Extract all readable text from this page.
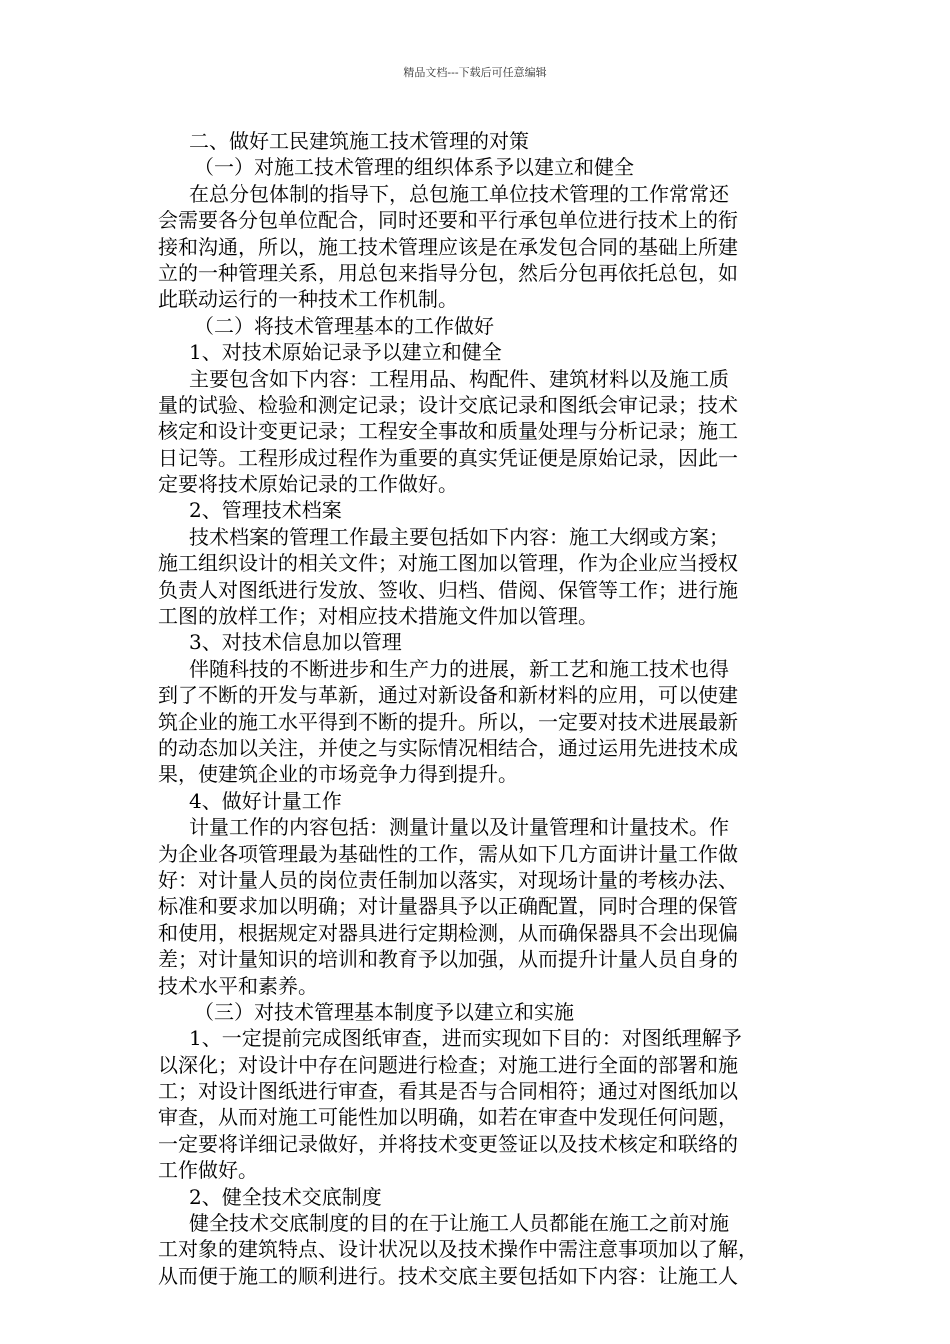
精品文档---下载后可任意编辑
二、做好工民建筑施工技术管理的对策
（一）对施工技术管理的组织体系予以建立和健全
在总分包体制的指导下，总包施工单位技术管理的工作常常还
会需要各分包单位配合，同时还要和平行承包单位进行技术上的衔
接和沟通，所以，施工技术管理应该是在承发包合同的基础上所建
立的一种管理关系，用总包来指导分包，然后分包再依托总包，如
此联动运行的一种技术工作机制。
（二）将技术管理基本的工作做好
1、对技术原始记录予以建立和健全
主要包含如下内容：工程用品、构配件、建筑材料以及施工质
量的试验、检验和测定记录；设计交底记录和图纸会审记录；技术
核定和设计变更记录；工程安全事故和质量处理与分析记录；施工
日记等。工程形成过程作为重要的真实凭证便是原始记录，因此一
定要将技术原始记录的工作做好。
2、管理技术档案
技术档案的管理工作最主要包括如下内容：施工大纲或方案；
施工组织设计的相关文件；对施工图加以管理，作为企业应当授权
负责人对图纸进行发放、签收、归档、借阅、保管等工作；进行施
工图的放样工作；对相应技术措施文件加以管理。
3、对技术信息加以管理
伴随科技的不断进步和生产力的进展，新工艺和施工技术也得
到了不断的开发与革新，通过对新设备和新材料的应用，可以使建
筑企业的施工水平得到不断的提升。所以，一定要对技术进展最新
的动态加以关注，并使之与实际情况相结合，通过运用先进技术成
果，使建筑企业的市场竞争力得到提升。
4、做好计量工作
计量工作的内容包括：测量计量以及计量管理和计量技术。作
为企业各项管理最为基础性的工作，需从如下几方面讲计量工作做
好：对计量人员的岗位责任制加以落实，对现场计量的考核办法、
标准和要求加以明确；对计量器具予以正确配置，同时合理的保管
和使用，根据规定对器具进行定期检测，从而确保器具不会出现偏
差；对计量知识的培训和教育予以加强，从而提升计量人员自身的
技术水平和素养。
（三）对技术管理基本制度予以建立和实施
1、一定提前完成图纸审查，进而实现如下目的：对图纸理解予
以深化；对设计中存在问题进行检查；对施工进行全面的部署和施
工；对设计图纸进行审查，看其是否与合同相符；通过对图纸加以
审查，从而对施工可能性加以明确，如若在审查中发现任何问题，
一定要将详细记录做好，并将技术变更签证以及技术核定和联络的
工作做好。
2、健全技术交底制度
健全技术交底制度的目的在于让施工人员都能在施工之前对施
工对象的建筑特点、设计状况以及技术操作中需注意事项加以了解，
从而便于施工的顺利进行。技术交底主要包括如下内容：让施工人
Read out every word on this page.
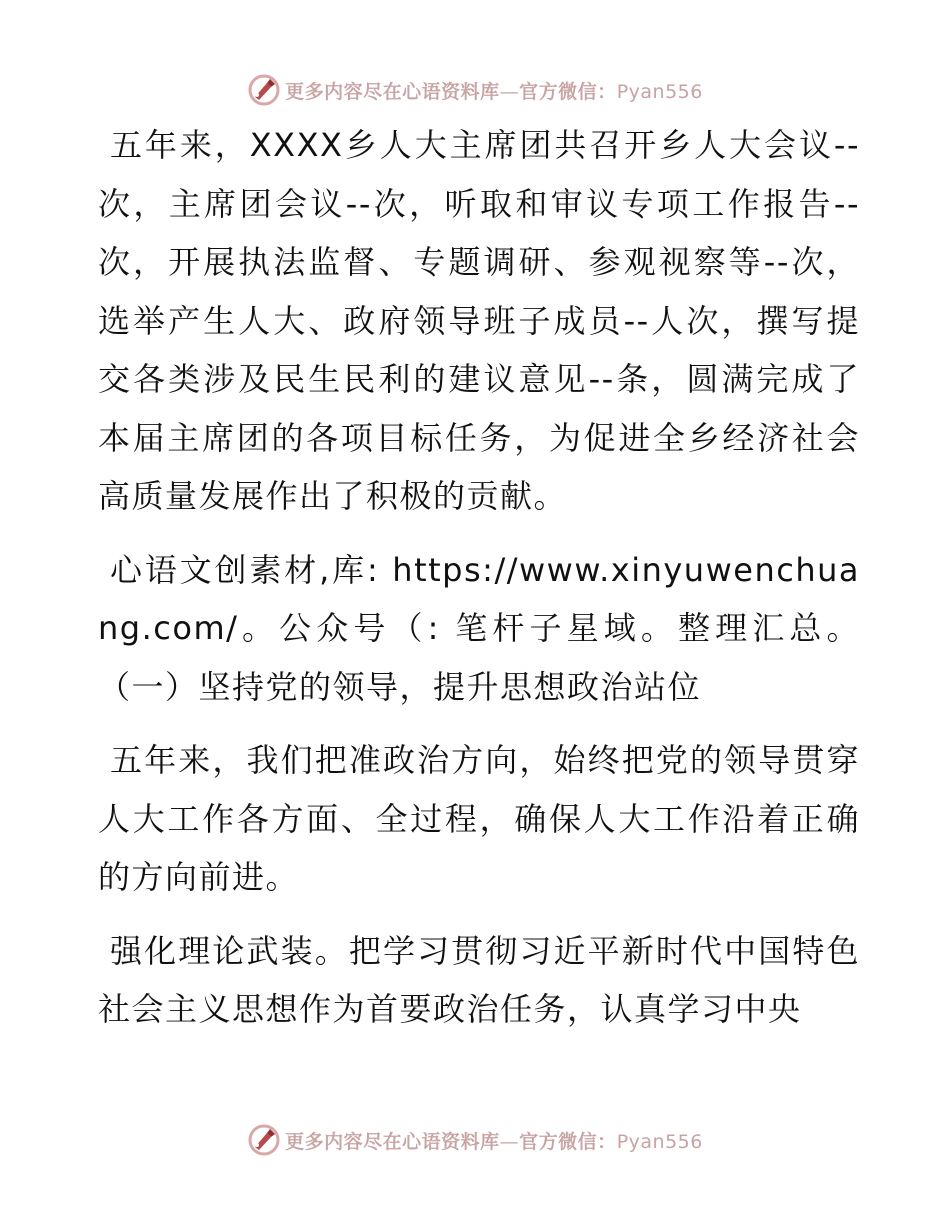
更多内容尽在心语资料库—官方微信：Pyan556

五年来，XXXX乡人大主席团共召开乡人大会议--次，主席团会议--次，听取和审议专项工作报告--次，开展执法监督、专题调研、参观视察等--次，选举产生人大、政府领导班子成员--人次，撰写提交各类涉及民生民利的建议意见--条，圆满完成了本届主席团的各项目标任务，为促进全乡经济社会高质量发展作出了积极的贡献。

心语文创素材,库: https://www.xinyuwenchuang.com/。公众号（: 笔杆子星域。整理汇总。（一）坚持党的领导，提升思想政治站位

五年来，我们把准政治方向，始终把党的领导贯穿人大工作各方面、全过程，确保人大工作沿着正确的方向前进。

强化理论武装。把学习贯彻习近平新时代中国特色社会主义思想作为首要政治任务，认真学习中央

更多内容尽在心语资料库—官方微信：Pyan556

------------

*Problem statement*: Give an exact copy of the material, leaving out every picture.

*Reply to the exercise*:
Extract all readable text from this page.
精品文档---下载后可任意编辑
二、做好工民建筑施工技术管理的对策
（一）对施工技术管理的组织体系予以建立和健全
在总分包体制的指导下，总包施工单位技术管理的工作常常还
会需要各分包单位配合，同时还要和平行承包单位进行技术上的衔
接和沟通，所以，施工技术管理应该是在承发包合同的基础上所建
立的一种管理关系，用总包来指导分包，然后分包再依托总包，如
此联动运行的一种技术工作机制。
（二）将技术管理基本的工作做好
1、对技术原始记录予以建立和健全
主要包含如下内容：工程用品、构配件、建筑材料以及施工质
量的试验、检验和测定记录；设计交底记录和图纸会审记录；技术
核定和设计变更记录；工程安全事故和质量处理与分析记录；施工
日记等。工程形成过程作为重要的真实凭证便是原始记录，因此一
定要将技术原始记录的工作做好。
2、管理技术档案
技术档案的管理工作最主要包括如下内容：施工大纲或方案；
施工组织设计的相关文件；对施工图加以管理，作为企业应当授权
负责人对图纸进行发放、签收、归档、借阅、保管等工作；进行施
工图的放样工作；对相应技术措施文件加以管理。
3、对技术信息加以管理
伴随科技的不断进步和生产力的进展，新工艺和施工技术也得
到了不断的开发与革新，通过对新设备和新材料的应用，可以使建
筑企业的施工水平得到不断的提升。所以，一定要对技术进展最新
的动态加以关注，并使之与实际情况相结合，通过运用先进技术成
果，使建筑企业的市场竞争力得到提升。
4、做好计量工作
计量工作的内容包括：测量计量以及计量管理和计量技术。作
为企业各项管理最为基础性的工作，需从如下几方面讲计量工作做
好：对计量人员的岗位责任制加以落实，对现场计量的考核办法、
标准和要求加以明确；对计量器具予以正确配置，同时合理的保管
和使用，根据规定对器具进行定期检测，从而确保器具不会出现偏
差；对计量知识的培训和教育予以加强，从而提升计量人员自身的
技术水平和素养。
（三）对技术管理基本制度予以建立和实施
1、一定提前完成图纸审查，进而实现如下目的：对图纸理解予
以深化；对设计中存在问题进行检查；对施工进行全面的部署和施
工；对设计图纸进行审查，看其是否与合同相符；通过对图纸加以
审查，从而对施工可能性加以明确，如若在审查中发现任何问题，
一定要将详细记录做好，并将技术变更签证以及技术核定和联络的
工作做好。
2、健全技术交底制度
健全技术交底制度的目的在于让施工人员都能在施工之前对施
工对象的建筑特点、设计状况以及技术操作中需注意事项加以了解，
从而便于施工的顺利进行。技术交底主要包括如下内容：让施工人
Read out every word on this page.
更多内容尽在心语资料库—官方微信：Pyan556

五年来，XXXX乡人大主席团共召开乡人大会议--次，主席团会议--次，听取和审议专项工作报告--次，开展执法监督、专题调研、参观视察等--次，选举产生人大、政府领导班子成员--人次，撰写提交各类涉及民生民利的建议意见--条，圆满完成了本届主席团的各项目标任务，为促进全乡经济社会高质量发展作出了积极的贡献。

心语文创素材,库: https://www.xinyuwenchuang.com/。公众号（: 笔杆子星域。整理汇总。（一）坚持党的领导，提升思想政治站位

五年来，我们把准政治方向，始终把党的领导贯穿人大工作各方面、全过程，确保人大工作沿着正确的方向前进。

强化理论武装。把学习贯彻习近平新时代中国特色社会主义思想作为首要政治任务，认真学习中央

更多内容尽在心语资料库—官方微信：Pyan556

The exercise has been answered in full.